* **WORK INSTRUCTIONS**
Copy each line below in which the word "完庆建说" occurs.
———
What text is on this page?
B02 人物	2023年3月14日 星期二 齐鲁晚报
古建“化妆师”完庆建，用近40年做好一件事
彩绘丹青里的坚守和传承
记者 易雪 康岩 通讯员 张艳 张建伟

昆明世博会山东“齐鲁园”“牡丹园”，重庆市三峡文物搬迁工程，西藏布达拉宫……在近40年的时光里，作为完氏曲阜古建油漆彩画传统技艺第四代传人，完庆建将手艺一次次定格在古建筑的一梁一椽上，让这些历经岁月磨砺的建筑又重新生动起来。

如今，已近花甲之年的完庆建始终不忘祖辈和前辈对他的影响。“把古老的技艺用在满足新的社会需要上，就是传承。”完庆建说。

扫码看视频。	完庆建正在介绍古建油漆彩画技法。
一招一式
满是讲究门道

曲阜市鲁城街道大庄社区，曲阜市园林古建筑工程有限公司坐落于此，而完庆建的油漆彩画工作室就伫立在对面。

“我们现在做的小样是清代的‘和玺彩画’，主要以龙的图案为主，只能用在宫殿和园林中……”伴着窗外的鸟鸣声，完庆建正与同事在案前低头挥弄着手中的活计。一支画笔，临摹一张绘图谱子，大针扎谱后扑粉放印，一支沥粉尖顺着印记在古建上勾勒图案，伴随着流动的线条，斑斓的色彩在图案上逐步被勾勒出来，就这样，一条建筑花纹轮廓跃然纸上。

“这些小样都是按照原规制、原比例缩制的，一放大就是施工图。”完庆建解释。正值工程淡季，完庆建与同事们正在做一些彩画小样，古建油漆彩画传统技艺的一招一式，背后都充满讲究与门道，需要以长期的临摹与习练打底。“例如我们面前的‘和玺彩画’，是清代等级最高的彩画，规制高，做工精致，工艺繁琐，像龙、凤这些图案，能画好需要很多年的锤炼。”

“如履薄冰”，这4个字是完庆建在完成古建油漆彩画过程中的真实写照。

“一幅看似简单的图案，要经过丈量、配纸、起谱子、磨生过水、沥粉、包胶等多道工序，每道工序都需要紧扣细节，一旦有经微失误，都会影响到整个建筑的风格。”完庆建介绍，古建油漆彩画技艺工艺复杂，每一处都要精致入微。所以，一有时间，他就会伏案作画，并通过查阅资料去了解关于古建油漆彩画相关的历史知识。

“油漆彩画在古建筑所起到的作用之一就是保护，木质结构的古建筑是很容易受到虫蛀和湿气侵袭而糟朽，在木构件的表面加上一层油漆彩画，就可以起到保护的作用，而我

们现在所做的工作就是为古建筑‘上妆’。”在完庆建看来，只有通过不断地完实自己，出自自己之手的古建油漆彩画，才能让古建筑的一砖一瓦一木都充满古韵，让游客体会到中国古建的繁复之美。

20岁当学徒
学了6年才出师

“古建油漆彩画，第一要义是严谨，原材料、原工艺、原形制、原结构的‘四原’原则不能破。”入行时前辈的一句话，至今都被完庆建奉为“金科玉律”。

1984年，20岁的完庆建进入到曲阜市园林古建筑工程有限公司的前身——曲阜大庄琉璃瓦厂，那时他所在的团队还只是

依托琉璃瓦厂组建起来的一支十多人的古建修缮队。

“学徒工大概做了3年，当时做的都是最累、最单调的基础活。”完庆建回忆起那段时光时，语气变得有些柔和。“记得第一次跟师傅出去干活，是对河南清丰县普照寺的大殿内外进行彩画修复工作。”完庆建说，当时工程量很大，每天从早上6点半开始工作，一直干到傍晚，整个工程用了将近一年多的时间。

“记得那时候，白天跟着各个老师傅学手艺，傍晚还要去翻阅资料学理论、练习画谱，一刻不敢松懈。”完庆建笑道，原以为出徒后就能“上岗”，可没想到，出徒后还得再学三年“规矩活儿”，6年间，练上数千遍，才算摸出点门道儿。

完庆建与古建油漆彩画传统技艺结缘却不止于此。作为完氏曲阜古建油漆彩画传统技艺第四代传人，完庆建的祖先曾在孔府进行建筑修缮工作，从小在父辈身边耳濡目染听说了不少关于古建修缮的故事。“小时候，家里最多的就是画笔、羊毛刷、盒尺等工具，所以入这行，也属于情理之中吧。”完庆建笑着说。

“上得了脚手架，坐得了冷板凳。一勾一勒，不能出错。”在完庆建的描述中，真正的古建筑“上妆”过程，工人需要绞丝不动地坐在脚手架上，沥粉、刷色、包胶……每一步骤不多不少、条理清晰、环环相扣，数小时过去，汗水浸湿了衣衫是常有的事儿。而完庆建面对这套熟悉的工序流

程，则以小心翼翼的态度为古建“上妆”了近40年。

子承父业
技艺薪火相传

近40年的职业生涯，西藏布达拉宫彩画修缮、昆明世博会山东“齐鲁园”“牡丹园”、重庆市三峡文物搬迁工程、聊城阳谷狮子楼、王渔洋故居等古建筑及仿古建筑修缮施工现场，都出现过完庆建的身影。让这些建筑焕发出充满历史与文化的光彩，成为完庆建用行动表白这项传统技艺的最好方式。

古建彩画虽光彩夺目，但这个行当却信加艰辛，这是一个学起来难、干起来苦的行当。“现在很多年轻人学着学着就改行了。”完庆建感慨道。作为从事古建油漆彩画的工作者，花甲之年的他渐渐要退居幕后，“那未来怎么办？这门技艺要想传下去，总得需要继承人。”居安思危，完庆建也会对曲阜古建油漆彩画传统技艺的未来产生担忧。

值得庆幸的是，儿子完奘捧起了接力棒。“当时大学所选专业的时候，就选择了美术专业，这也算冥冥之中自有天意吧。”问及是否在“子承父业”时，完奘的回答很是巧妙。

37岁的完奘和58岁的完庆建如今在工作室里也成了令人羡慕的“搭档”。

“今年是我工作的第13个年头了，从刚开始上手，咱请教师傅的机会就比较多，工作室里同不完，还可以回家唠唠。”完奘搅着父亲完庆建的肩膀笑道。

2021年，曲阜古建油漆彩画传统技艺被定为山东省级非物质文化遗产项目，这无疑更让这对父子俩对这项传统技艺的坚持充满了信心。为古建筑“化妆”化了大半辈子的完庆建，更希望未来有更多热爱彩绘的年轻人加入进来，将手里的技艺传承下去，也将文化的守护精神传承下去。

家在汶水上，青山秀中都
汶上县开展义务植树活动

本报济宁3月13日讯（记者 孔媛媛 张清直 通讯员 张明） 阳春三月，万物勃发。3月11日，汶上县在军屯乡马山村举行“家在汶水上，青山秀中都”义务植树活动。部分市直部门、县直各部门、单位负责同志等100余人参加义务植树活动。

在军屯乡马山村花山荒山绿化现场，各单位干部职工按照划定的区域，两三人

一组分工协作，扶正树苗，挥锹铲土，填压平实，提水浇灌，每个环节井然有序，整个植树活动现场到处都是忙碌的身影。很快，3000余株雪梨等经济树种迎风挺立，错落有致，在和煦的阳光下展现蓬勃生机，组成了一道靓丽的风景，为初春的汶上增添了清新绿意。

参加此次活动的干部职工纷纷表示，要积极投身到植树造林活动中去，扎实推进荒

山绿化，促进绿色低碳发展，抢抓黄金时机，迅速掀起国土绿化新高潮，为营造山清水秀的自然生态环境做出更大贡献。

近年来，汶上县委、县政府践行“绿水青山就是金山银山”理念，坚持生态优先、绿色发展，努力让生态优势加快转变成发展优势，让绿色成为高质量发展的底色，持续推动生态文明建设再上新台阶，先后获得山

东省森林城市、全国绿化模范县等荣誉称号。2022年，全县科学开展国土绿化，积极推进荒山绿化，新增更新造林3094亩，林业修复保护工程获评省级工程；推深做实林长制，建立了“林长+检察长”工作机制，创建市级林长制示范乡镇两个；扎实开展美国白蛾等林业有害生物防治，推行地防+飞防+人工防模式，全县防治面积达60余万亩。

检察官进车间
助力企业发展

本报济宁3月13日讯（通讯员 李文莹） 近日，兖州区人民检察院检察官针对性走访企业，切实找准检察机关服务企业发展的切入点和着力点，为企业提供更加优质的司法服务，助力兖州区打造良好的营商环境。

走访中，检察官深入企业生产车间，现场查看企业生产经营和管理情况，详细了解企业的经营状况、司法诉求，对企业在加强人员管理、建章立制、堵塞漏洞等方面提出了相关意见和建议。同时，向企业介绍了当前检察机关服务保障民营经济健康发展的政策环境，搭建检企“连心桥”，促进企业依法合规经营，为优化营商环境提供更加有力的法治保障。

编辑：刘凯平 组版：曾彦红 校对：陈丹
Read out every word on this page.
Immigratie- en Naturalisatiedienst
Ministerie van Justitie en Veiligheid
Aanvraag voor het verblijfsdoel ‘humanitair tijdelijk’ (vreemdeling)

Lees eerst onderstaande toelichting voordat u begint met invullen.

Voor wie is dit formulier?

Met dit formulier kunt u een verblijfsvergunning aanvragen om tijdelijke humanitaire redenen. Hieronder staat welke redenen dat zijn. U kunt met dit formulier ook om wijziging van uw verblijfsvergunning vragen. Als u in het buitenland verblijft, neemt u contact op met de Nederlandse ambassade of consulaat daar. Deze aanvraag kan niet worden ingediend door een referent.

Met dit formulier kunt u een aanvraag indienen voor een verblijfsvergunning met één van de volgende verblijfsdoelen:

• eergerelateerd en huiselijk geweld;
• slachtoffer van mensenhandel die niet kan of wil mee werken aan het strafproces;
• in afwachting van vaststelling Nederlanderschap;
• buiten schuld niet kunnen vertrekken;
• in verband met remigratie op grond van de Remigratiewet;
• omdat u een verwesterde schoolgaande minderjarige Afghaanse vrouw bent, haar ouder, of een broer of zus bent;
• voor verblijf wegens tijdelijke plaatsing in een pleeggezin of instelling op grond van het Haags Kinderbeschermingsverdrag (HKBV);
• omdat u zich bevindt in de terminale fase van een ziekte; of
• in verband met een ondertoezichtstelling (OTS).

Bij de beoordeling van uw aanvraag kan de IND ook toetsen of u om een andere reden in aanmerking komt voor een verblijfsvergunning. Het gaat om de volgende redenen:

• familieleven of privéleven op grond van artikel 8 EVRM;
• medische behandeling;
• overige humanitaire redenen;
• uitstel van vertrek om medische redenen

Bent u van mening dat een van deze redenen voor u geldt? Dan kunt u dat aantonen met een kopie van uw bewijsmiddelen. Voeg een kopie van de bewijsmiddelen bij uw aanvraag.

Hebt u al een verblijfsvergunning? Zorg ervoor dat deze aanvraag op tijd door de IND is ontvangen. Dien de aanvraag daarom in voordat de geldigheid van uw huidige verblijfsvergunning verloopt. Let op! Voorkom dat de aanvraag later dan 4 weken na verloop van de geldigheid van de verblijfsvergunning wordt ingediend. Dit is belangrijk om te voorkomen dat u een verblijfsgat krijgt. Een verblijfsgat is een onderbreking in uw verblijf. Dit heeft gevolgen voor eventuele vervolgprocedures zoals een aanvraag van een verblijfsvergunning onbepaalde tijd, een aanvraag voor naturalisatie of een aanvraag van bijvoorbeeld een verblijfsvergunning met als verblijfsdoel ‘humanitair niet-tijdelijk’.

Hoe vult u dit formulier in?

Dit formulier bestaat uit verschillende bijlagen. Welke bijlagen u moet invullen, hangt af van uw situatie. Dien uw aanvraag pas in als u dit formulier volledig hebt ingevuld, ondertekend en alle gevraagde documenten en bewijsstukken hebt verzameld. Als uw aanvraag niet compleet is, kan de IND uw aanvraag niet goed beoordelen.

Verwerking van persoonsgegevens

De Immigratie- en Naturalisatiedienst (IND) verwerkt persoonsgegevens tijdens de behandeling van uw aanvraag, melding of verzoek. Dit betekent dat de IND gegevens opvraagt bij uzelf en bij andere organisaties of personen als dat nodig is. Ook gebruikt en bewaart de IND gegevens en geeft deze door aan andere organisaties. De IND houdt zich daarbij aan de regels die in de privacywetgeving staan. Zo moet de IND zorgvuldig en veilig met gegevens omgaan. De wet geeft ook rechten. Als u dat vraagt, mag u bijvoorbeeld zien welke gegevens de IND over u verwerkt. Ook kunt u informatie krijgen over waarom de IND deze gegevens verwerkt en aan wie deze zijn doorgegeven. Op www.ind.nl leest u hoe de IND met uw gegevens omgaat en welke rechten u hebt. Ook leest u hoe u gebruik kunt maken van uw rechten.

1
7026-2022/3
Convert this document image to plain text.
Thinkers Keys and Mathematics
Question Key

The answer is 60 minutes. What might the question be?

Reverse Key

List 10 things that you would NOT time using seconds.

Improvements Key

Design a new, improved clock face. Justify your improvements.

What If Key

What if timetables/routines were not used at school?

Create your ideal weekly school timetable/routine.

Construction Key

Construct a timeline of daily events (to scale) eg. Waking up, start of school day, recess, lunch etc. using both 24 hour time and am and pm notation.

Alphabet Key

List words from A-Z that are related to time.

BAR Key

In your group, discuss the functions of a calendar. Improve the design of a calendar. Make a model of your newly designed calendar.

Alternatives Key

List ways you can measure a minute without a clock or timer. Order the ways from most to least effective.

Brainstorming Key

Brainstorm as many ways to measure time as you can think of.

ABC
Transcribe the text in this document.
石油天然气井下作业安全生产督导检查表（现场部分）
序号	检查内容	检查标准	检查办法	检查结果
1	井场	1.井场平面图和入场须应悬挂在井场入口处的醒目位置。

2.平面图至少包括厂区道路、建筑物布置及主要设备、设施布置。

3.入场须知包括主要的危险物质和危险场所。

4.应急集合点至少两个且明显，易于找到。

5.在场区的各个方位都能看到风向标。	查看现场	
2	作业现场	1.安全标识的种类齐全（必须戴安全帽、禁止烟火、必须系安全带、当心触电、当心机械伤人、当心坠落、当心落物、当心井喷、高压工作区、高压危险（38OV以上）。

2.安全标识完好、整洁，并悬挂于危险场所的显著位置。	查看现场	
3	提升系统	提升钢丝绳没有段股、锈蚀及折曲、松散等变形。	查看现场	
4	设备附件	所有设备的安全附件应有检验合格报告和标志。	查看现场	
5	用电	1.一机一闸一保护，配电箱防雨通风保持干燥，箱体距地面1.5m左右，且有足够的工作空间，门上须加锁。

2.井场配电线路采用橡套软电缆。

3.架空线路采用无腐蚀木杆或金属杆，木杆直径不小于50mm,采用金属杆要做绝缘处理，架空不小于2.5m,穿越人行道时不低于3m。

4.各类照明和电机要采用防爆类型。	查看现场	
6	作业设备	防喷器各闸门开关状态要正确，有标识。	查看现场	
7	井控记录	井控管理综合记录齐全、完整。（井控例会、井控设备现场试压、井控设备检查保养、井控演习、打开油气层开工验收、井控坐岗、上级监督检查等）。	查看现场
———
* **THE OUTPUT**
如今，已近花甲之年的完庆建始终不忘祖辈和前辈对他的影响。“把古老的技艺用在满足新的社会需要上，就是传承。”完庆建说。
“学徒工大概做了3年，当时做的都是最累、最单调的基础活。”完庆建回忆起那段时光时，语气变得有些柔和。“记得第一次跟师傅出去干活，是对河南清丰县普照寺的大殿内外进行彩画修复工作。”完庆建说，当时工程量很大，每天从早上6点半开始工作，一直干到傍晚，整个工程用了将近一年多的时间。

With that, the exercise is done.